**RECORDS PROVIDED**
################

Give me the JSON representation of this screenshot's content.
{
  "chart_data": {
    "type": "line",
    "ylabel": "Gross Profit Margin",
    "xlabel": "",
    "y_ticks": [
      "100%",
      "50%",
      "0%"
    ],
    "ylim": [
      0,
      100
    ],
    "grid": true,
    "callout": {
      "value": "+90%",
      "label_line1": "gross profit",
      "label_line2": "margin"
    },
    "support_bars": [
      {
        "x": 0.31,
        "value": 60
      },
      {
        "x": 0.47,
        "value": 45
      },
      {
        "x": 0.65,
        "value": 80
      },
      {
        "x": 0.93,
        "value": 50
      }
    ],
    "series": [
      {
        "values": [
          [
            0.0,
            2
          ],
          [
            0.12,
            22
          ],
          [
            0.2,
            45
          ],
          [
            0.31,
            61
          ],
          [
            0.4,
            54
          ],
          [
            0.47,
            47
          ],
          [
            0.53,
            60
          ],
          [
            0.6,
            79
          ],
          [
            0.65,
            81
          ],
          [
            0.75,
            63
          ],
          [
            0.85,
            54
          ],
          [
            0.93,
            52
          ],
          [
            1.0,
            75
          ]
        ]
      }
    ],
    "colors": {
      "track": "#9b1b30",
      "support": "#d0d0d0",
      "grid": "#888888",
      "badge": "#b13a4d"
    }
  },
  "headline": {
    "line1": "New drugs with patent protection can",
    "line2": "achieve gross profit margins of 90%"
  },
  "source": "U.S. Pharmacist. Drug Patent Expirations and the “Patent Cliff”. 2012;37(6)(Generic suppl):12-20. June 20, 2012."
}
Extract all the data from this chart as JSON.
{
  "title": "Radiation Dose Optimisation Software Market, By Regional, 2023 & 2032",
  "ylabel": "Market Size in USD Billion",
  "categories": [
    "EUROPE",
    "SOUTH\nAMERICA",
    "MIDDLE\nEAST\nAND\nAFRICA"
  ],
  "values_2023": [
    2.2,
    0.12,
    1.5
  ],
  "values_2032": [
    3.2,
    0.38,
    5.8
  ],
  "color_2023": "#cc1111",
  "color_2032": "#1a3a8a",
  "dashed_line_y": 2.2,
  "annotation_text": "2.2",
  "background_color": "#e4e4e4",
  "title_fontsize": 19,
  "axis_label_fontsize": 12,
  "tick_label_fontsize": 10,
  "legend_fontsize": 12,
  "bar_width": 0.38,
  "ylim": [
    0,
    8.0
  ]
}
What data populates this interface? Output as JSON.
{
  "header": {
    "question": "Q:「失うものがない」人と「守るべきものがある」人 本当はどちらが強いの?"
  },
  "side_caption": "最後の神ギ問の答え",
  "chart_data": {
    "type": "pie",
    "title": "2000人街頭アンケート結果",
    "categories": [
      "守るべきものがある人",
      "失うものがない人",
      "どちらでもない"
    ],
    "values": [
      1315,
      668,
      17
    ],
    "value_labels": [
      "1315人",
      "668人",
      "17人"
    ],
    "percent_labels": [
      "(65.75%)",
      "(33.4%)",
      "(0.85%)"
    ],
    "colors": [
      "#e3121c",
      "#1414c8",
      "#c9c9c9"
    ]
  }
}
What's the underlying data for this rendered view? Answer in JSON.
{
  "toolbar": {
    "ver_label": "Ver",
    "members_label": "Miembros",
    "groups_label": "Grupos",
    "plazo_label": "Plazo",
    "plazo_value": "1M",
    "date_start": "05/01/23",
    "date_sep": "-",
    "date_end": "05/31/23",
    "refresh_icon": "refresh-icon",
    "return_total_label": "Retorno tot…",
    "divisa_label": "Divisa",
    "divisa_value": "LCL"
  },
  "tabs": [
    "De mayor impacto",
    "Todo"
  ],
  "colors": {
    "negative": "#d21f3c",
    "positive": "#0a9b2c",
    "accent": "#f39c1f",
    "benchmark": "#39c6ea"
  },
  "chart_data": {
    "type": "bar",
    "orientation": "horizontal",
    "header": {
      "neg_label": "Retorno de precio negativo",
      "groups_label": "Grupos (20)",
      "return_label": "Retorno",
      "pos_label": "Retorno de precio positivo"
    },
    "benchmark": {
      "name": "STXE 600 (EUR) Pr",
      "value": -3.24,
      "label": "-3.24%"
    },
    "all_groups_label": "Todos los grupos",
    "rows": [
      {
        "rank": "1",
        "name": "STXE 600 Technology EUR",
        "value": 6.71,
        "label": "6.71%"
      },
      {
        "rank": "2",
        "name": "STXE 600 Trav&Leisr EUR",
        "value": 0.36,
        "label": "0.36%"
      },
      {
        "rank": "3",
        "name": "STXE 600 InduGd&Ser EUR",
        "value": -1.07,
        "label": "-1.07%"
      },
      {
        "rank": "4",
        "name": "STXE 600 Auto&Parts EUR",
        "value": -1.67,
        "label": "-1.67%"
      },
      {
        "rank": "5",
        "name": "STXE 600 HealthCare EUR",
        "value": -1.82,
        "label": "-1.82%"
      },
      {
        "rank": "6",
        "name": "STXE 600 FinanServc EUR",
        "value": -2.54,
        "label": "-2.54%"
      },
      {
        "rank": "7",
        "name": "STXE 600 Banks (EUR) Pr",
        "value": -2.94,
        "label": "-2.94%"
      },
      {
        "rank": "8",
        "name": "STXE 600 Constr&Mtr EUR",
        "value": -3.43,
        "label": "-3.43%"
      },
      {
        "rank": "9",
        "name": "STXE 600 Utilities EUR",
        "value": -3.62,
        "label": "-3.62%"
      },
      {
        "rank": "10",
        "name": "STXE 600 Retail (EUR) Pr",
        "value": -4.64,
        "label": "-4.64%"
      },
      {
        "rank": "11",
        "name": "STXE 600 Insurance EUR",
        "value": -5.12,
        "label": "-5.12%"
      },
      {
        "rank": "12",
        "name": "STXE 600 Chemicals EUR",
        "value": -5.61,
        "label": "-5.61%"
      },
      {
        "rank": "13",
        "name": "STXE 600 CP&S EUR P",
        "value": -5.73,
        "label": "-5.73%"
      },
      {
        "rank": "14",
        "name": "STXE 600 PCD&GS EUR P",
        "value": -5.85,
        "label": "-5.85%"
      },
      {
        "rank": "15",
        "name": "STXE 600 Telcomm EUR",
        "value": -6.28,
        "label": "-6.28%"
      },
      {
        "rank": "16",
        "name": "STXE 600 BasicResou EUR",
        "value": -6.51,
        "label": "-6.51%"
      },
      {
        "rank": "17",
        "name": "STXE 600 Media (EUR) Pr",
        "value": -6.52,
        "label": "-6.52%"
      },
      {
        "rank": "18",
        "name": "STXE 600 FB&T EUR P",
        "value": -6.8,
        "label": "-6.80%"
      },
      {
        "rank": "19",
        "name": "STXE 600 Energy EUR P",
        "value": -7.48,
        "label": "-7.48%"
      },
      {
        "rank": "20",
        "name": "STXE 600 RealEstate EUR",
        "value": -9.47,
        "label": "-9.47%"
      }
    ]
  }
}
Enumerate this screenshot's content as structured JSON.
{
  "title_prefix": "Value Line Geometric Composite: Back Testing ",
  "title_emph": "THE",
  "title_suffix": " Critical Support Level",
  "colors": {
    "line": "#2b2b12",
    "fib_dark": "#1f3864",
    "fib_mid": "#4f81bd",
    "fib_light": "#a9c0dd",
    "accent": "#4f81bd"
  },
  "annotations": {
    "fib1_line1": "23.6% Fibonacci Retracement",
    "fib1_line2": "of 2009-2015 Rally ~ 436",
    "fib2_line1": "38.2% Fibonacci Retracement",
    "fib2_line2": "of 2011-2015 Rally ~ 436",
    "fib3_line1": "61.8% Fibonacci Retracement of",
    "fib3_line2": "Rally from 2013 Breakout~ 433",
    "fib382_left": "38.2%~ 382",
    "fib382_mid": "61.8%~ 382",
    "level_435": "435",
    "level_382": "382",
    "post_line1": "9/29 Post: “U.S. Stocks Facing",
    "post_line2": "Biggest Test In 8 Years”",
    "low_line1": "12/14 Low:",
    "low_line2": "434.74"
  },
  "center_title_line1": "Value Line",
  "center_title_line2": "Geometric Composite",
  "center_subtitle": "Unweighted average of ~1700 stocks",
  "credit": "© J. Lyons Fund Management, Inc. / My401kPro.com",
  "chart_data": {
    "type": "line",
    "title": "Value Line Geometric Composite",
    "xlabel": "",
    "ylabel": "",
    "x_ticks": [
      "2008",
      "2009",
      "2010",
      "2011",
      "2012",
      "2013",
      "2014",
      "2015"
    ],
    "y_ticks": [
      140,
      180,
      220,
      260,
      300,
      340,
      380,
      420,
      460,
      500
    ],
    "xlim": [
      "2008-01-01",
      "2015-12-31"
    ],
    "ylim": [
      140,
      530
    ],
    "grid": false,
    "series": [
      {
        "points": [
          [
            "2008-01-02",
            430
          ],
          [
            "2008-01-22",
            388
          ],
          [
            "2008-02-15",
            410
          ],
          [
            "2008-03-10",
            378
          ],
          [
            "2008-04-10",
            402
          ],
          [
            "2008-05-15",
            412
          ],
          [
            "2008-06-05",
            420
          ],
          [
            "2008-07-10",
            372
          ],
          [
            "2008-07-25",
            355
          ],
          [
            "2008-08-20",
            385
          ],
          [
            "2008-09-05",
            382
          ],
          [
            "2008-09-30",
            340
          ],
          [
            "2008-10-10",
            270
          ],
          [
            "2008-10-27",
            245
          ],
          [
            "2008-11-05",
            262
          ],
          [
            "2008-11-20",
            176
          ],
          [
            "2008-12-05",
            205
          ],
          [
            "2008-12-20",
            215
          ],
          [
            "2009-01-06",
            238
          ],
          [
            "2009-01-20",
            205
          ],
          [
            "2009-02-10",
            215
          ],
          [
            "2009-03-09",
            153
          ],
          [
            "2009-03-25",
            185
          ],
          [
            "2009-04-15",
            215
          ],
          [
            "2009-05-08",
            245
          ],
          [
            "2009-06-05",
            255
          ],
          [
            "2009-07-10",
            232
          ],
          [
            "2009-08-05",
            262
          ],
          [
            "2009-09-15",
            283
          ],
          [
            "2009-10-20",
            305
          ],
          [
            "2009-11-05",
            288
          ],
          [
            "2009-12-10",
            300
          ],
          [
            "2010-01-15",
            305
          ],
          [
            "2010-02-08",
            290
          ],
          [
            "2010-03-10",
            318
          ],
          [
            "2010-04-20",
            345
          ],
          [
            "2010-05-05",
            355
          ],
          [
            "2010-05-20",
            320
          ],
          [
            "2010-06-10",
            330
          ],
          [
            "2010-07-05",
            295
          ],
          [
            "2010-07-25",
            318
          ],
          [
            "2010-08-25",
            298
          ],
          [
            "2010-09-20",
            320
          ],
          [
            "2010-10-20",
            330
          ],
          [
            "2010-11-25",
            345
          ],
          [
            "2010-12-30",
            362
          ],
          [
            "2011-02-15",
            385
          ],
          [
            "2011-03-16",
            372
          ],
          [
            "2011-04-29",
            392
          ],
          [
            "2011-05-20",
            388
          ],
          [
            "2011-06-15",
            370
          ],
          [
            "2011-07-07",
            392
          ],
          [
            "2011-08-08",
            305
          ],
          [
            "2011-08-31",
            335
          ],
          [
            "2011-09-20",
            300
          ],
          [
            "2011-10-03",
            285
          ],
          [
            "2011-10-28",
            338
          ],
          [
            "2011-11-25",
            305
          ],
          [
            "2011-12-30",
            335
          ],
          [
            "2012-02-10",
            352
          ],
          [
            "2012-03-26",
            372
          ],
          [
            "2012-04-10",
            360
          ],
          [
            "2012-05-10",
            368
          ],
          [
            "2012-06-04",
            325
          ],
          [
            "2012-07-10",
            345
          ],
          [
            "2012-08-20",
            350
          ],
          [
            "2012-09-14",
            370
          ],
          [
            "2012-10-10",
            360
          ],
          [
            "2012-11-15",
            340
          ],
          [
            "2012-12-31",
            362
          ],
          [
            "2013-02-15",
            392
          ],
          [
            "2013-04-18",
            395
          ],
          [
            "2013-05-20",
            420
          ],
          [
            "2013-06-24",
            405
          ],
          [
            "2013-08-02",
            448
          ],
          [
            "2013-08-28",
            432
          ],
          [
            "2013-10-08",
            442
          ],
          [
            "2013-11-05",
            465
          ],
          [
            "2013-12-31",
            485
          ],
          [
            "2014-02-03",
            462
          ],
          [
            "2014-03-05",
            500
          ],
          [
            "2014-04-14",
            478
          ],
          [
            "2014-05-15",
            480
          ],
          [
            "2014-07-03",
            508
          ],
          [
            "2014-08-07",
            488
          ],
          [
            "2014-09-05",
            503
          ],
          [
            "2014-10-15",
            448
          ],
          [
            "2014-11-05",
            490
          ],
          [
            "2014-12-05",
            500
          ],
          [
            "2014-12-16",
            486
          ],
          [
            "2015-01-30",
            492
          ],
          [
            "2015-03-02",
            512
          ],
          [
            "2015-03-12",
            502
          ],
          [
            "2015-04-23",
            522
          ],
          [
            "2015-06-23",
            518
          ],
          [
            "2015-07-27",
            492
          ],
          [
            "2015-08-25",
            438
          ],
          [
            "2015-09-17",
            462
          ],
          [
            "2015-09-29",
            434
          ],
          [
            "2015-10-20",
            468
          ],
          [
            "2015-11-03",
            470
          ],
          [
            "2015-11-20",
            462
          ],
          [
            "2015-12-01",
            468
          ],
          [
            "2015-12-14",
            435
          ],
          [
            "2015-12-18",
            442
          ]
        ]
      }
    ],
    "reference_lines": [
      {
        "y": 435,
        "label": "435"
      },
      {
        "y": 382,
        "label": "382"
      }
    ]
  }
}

################

**INSTRUCTION**
How many lines of the data hold the string "Geometric"? Reply with the number alone.

**RESPONSE TO THIS TASK**
3